(Figure data in JSON)
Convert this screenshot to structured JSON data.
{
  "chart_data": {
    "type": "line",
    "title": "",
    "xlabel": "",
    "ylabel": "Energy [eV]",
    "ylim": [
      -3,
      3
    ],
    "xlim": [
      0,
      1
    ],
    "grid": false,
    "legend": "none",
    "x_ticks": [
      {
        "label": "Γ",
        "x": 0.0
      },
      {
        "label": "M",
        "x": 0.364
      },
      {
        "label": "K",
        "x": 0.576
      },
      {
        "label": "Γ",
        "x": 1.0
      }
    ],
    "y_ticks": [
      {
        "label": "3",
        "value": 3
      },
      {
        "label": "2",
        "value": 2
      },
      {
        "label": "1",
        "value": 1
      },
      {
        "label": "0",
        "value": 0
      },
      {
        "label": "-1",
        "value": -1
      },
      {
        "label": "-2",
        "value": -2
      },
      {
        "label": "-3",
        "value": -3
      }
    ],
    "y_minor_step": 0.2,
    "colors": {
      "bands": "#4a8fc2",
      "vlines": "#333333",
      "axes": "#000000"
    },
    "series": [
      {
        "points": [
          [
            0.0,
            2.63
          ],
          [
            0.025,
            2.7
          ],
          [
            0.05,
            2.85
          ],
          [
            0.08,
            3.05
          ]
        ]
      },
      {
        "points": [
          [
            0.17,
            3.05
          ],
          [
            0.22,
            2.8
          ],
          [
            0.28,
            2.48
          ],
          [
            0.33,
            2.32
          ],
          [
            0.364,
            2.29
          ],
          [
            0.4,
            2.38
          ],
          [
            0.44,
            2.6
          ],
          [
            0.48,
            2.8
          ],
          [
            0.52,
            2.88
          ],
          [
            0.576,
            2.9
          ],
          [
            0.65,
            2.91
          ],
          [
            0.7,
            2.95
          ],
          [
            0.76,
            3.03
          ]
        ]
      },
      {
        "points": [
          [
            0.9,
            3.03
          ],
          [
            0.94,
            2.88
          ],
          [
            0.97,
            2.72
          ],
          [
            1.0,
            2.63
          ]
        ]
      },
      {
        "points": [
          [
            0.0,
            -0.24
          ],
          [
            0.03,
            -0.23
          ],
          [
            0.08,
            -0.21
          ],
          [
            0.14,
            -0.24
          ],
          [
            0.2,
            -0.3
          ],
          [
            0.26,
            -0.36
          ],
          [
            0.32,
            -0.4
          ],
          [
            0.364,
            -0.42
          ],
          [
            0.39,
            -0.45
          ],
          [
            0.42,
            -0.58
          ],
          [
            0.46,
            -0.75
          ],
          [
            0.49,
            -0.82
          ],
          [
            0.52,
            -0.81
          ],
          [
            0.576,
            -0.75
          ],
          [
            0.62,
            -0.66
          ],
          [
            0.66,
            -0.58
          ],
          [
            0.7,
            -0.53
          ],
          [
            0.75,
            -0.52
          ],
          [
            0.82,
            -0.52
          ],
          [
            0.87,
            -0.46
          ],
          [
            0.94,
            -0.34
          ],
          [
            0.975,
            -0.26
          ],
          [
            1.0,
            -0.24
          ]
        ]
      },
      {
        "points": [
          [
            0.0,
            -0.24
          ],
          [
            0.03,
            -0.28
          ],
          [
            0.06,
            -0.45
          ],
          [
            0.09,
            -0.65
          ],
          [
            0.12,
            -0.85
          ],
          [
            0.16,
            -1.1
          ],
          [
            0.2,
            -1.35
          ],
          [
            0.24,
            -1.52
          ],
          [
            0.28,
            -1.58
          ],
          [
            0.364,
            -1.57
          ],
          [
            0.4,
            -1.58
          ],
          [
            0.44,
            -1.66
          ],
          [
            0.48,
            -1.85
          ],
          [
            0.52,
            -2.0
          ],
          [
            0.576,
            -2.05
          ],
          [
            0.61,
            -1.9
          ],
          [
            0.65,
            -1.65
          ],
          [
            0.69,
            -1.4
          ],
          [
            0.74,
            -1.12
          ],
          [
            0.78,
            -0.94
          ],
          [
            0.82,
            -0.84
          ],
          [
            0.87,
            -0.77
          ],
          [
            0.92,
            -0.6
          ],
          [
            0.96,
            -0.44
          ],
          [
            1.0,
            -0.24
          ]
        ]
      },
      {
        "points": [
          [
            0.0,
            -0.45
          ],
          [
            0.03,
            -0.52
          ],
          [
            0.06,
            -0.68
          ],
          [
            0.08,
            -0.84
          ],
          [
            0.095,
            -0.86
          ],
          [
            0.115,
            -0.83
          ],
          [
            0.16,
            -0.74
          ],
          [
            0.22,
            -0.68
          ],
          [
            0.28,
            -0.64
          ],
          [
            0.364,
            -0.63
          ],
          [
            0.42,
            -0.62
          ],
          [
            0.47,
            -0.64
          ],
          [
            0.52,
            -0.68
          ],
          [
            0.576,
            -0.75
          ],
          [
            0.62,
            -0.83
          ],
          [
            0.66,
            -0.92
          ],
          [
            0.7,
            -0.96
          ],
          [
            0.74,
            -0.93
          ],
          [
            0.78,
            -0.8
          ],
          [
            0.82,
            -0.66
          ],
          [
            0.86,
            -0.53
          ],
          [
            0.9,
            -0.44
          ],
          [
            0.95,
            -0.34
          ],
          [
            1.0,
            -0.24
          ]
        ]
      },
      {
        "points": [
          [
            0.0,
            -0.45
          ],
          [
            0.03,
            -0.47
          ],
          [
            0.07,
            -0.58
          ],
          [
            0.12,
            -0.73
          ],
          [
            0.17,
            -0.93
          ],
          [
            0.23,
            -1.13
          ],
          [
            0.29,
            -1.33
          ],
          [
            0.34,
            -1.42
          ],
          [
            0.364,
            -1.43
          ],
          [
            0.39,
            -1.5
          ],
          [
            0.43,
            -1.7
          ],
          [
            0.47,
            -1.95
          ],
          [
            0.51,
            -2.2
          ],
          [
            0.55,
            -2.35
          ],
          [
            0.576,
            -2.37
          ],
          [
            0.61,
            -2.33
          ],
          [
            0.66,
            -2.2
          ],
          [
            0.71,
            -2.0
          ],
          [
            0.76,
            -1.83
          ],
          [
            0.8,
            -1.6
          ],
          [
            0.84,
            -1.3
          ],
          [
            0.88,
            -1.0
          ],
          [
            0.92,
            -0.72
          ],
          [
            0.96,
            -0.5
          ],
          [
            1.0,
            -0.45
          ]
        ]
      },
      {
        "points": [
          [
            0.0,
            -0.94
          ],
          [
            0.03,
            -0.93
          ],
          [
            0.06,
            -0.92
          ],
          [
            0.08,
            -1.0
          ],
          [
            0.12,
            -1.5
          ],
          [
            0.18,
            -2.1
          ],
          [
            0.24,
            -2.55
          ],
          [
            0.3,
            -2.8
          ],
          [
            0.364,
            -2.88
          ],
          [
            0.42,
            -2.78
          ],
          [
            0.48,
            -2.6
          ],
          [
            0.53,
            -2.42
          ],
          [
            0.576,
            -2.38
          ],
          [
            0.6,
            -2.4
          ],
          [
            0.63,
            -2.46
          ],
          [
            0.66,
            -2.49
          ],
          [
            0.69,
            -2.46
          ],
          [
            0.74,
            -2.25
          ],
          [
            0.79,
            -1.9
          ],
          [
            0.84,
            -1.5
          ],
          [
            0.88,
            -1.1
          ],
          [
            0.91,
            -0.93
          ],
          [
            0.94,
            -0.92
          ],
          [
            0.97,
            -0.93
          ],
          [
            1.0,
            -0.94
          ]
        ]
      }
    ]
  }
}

Objective — Pull every line containing the word "value" out of the material and copy it.

Exercise result —
        "value": 3
        "value": 2
        "value": 1
        "value": 0
        "value": -1
        "value": -2
        "value": -3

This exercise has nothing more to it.